# Exercise instructions
Copy every line that contains the string "this" from the entries below.

# Data listing
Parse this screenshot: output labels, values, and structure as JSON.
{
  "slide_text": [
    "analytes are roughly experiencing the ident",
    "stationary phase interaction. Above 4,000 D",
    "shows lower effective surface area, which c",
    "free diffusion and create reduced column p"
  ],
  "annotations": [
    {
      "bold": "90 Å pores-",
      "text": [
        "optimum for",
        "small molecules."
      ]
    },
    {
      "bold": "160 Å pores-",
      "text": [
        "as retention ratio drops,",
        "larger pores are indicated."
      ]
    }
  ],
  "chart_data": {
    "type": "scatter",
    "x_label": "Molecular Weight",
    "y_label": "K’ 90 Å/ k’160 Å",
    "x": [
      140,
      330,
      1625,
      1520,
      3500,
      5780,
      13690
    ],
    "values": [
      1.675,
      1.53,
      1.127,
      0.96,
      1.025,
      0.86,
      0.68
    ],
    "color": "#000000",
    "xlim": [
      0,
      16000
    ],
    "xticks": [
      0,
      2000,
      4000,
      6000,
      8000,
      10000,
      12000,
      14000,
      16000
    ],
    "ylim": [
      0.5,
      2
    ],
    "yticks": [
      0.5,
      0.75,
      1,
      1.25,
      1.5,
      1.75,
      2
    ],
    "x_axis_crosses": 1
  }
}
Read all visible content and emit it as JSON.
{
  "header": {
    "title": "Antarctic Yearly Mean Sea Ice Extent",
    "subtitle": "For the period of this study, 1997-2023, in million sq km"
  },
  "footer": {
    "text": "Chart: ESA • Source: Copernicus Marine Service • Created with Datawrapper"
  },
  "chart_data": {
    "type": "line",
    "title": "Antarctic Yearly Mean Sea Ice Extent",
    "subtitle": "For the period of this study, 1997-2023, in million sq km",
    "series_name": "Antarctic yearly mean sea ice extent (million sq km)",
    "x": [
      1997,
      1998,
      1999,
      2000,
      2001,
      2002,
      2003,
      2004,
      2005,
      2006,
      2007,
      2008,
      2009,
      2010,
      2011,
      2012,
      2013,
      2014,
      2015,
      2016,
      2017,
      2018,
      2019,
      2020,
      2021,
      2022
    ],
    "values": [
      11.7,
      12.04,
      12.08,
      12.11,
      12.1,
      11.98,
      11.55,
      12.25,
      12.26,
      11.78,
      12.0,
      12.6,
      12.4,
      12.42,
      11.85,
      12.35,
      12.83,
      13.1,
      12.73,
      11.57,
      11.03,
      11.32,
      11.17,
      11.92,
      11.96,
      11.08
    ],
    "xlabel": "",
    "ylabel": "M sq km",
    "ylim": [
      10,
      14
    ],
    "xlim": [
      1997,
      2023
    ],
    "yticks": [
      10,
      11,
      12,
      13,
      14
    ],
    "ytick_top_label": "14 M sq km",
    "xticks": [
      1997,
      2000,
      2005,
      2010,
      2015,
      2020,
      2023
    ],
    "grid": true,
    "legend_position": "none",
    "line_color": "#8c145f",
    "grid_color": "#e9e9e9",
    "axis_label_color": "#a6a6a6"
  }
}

# Response below
Parse this screenshot: output labels, values, and structure as JSON.
    "subtitle": "For the period of this study, 1997-2023, in million sq km"
    "subtitle": "For the period of this study, 1997-2023, in million sq km",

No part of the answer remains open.